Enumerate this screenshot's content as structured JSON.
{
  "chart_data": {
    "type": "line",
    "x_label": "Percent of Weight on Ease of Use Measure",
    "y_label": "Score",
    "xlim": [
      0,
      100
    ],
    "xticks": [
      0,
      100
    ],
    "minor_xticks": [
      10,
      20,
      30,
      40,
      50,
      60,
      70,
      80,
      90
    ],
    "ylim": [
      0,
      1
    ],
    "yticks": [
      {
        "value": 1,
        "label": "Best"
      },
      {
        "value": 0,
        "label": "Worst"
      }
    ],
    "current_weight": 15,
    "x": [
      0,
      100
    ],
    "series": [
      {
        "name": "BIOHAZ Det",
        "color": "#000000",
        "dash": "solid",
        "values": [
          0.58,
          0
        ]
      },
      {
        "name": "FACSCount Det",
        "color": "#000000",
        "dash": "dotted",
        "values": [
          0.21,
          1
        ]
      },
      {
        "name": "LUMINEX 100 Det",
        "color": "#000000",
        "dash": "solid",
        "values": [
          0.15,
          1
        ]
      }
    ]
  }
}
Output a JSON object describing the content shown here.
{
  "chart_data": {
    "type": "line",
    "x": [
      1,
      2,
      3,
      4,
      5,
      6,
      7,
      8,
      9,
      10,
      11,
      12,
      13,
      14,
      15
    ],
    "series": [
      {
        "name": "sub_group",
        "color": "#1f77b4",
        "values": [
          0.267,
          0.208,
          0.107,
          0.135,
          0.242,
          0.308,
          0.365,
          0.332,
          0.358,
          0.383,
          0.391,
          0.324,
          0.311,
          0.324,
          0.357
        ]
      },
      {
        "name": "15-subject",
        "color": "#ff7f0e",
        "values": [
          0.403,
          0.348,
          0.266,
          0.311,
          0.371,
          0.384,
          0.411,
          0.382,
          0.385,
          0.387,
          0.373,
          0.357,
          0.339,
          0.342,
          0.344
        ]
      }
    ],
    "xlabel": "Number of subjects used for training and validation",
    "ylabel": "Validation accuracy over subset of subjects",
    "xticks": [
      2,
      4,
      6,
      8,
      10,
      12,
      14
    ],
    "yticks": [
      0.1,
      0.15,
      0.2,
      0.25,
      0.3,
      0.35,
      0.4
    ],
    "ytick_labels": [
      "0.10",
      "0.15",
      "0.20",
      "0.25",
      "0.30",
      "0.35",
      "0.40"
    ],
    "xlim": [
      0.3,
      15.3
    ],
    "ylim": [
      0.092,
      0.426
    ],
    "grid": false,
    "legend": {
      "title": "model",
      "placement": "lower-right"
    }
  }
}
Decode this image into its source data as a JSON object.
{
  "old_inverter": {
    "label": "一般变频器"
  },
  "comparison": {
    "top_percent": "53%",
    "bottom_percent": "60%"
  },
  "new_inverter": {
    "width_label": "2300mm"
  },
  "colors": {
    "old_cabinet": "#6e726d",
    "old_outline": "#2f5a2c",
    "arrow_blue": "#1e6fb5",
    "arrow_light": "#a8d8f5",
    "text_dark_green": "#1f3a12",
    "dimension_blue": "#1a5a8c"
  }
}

--------------------------------------------------

Give back the whole listing, word for word.

Enumerate this screenshot's content as structured JSON.
{
  "chart_data": {
    "type": "line",
    "x_label": "Percent of Weight on Ease of Use Measure",
    "y_label": "Score",
    "xlim": [
      0,
      100
    ],
    "xticks": [
      0,
      100
    ],
    "minor_xticks": [
      10,
      20,
      30,
      40,
      50,
      60,
      70,
      80,
      90
    ],
    "ylim": [
      0,
      1
    ],
    "yticks": [
      {
        "value": 1,
        "label": "Best"
      },
      {
        "value": 0,
        "label": "Worst"
      }
    ],
    "current_weight": 15,
    "x": [
      0,
      100
    ],
    "series": [
      {
        "name": "BIOHAZ Det",
        "color": "#000000",
        "dash": "solid",
        "values": [
          0.58,
          0
        ]
      },
      {
        "name": "FACSCount Det",
        "color": "#000000",
        "dash": "dotted",
        "values": [
          0.21,
          1
        ]
      },
      {
        "name": "LUMINEX 100 Det",
        "color": "#000000",
        "dash": "solid",
        "values": [
          0.15,
          1
        ]
      }
    ]
  }
}
Output a JSON object describing the content shown here.
{
  "chart_data": {
    "type": "line",
    "x": [
      1,
      2,
      3,
      4,
      5,
      6,
      7,
      8,
      9,
      10,
      11,
      12,
      13,
      14,
      15
    ],
    "series": [
      {
        "name": "sub_group",
        "color": "#1f77b4",
        "values": [
          0.267,
          0.208,
          0.107,
          0.135,
          0.242,
          0.308,
          0.365,
          0.332,
          0.358,
          0.383,
          0.391,
          0.324,
          0.311,
          0.324,
          0.357
        ]
      },
      {
        "name": "15-subject",
        "color": "#ff7f0e",
        "values": [
          0.403,
          0.348,
          0.266,
          0.311,
          0.371,
          0.384,
          0.411,
          0.382,
          0.385,
          0.387,
          0.373,
          0.357,
          0.339,
          0.342,
          0.344
        ]
      }
    ],
    "xlabel": "Number of subjects used for training and validation",
    "ylabel": "Validation accuracy over subset of subjects",
    "xticks": [
      2,
      4,
      6,
      8,
      10,
      12,
      14
    ],
    "yticks": [
      0.1,
      0.15,
      0.2,
      0.25,
      0.3,
      0.35,
      0.4
    ],
    "ytick_labels": [
      "0.10",
      "0.15",
      "0.20",
      "0.25",
      "0.30",
      "0.35",
      "0.40"
    ],
    "xlim": [
      0.3,
      15.3
    ],
    "ylim": [
      0.092,
      0.426
    ],
    "grid": false,
    "legend": {
      "title": "model",
      "placement": "lower-right"
    }
  }
}
Decode this image into its source data as a JSON object.
{
  "old_inverter": {
    "label": "一般变频器"
  },
  "comparison": {
    "top_percent": "53%",
    "bottom_percent": "60%"
  },
  "new_inverter": {
    "width_label": "2300mm"
  },
  "colors": {
    "old_cabinet": "#6e726d",
    "old_outline": "#2f5a2c",
    "arrow_blue": "#1e6fb5",
    "arrow_light": "#a8d8f5",
    "text_dark_green": "#1f3a12",
    "dimension_blue": "#1a5a8c"
  }
}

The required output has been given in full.